> **WHAT IS NEEDED**
Gather each line of the records where "Königsberg" appears.

> **EXCERPTED RECORDS**
►

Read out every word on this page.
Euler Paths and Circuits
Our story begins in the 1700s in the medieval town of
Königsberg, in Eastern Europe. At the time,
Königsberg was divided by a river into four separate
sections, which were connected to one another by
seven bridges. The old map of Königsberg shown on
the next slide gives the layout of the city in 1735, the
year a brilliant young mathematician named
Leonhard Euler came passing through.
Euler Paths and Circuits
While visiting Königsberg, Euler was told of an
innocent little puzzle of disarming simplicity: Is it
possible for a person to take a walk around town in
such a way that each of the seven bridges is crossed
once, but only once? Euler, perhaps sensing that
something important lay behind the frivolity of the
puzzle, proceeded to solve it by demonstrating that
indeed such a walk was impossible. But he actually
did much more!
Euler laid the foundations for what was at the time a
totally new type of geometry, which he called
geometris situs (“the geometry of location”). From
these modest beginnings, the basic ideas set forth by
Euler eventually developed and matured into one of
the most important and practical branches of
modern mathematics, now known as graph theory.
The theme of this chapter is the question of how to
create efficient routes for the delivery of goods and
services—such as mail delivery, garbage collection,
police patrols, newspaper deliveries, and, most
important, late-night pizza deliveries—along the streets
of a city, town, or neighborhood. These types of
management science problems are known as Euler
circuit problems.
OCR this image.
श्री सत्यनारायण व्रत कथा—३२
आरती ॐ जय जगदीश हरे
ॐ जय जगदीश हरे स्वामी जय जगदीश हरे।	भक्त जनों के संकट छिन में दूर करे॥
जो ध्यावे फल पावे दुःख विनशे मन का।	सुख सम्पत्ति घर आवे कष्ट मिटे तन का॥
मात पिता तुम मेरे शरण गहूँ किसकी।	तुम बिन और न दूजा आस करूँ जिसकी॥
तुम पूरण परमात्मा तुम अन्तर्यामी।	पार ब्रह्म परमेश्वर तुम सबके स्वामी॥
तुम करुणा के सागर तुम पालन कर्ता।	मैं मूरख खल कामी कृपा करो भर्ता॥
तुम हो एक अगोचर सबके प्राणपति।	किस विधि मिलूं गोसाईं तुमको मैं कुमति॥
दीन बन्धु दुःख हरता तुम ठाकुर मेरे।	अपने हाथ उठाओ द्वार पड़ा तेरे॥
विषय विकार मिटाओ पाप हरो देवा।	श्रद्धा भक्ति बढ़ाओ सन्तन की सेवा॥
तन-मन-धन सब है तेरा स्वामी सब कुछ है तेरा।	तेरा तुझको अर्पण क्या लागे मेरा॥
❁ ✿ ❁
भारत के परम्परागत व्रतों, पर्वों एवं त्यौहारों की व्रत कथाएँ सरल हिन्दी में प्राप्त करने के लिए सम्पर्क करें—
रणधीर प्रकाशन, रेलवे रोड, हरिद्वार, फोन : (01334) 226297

◄

> **COMPLETED TASK**
Königsberg, in Eastern Europe. At the time,
Königsberg was divided by a river into four separate
seven bridges. The old map of Königsberg shown on
While visiting Königsberg, Euler was told of an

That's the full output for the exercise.